_Task_
Copy out the complete listing, word for word.

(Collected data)
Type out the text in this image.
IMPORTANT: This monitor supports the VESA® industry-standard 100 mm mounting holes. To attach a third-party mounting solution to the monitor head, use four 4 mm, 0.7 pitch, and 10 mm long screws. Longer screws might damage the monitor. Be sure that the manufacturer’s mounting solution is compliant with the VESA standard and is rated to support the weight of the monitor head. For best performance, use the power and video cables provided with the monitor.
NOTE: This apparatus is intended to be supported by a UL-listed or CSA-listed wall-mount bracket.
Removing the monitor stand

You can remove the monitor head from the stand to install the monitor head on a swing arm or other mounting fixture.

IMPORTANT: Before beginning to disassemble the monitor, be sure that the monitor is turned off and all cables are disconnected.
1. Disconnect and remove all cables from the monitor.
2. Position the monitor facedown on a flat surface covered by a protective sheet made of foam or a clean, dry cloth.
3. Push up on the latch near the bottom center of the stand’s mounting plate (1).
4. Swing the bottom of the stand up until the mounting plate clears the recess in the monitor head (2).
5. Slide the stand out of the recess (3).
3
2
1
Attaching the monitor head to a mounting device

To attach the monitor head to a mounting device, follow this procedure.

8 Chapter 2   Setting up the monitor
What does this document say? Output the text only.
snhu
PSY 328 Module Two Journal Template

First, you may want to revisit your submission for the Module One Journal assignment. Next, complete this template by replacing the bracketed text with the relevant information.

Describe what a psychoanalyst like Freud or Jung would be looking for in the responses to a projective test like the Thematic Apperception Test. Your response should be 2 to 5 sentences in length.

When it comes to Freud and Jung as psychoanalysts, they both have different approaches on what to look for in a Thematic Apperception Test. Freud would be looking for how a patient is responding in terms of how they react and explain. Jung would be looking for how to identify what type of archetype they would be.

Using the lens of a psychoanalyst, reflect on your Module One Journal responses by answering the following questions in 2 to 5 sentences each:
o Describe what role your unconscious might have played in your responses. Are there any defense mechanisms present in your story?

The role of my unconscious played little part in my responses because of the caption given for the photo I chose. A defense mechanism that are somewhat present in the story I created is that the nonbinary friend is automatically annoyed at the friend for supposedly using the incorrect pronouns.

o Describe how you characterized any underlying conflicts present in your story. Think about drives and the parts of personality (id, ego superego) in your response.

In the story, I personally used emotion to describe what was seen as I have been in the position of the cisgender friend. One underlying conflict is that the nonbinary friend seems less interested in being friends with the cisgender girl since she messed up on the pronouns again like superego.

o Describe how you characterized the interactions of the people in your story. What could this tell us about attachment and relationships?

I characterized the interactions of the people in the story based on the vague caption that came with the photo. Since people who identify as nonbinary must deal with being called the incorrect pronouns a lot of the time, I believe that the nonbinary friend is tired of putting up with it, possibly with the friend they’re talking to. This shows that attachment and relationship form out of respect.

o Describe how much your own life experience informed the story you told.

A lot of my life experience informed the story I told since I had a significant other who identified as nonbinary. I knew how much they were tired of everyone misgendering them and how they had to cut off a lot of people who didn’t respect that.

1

_Exercise result_
Type out the text in this image.
IMPORTANT: This monitor supports the VESA® industry-standard 100 mm mounting holes. To attach a third-party mounting solution to the monitor head, use four 4 mm, 0.7 pitch, and 10 mm long screws. Longer screws might damage the monitor. Be sure that the manufacturer’s mounting solution is compliant with the VESA standard and is rated to support the weight of the monitor head. For best performance, use the power and video cables provided with the monitor.
NOTE: This apparatus is intended to be supported by a UL-listed or CSA-listed wall-mount bracket.
Removing the monitor stand

You can remove the monitor head from the stand to install the monitor head on a swing arm or other mounting fixture.

IMPORTANT: Before beginning to disassemble the monitor, be sure that the monitor is turned off and all cables are disconnected.
1. Disconnect and remove all cables from the monitor.
2. Position the monitor facedown on a flat surface covered by a protective sheet made of foam or a clean, dry cloth.
3. Push up on the latch near the bottom center of the stand’s mounting plate (1).
4. Swing the bottom of the stand up until the mounting plate clears the recess in the monitor head (2).
5. Slide the stand out of the recess (3).
3
2
1
Attaching the monitor head to a mounting device

To attach the monitor head to a mounting device, follow this procedure.

8 Chapter 2   Setting up the monitor
What does this document say? Output the text only.
snhu
PSY 328 Module Two Journal Template

First, you may want to revisit your submission for the Module One Journal assignment. Next, complete this template by replacing the bracketed text with the relevant information.

Describe what a psychoanalyst like Freud or Jung would be looking for in the responses to a projective test like the Thematic Apperception Test. Your response should be 2 to 5 sentences in length.

When it comes to Freud and Jung as psychoanalysts, they both have different approaches on what to look for in a Thematic Apperception Test. Freud would be looking for how a patient is responding in terms of how they react and explain. Jung would be looking for how to identify what type of archetype they would be.

Using the lens of a psychoanalyst, reflect on your Module One Journal responses by answering the following questions in 2 to 5 sentences each:
o Describe what role your unconscious might have played in your responses. Are there any defense mechanisms present in your story?

The role of my unconscious played little part in my responses because of the caption given for the photo I chose. A defense mechanism that are somewhat present in the story I created is that the nonbinary friend is automatically annoyed at the friend for supposedly using the incorrect pronouns.

o Describe how you characterized any underlying conflicts present in your story. Think about drives and the parts of personality (id, ego superego) in your response.

In the story, I personally used emotion to describe what was seen as I have been in the position of the cisgender friend. One underlying conflict is that the nonbinary friend seems less interested in being friends with the cisgender girl since she messed up on the pronouns again like superego.

o Describe how you characterized the interactions of the people in your story. What could this tell us about attachment and relationships?

I characterized the interactions of the people in the story based on the vague caption that came with the photo. Since people who identify as nonbinary must deal with being called the incorrect pronouns a lot of the time, I believe that the nonbinary friend is tired of putting up with it, possibly with the friend they’re talking to. This shows that attachment and relationship form out of respect.

o Describe how much your own life experience informed the story you told.

A lot of my life experience informed the story I told since I had a significant other who identified as nonbinary. I knew how much they were tired of everyone misgendering them and how they had to cut off a lot of people who didn’t respect that.

1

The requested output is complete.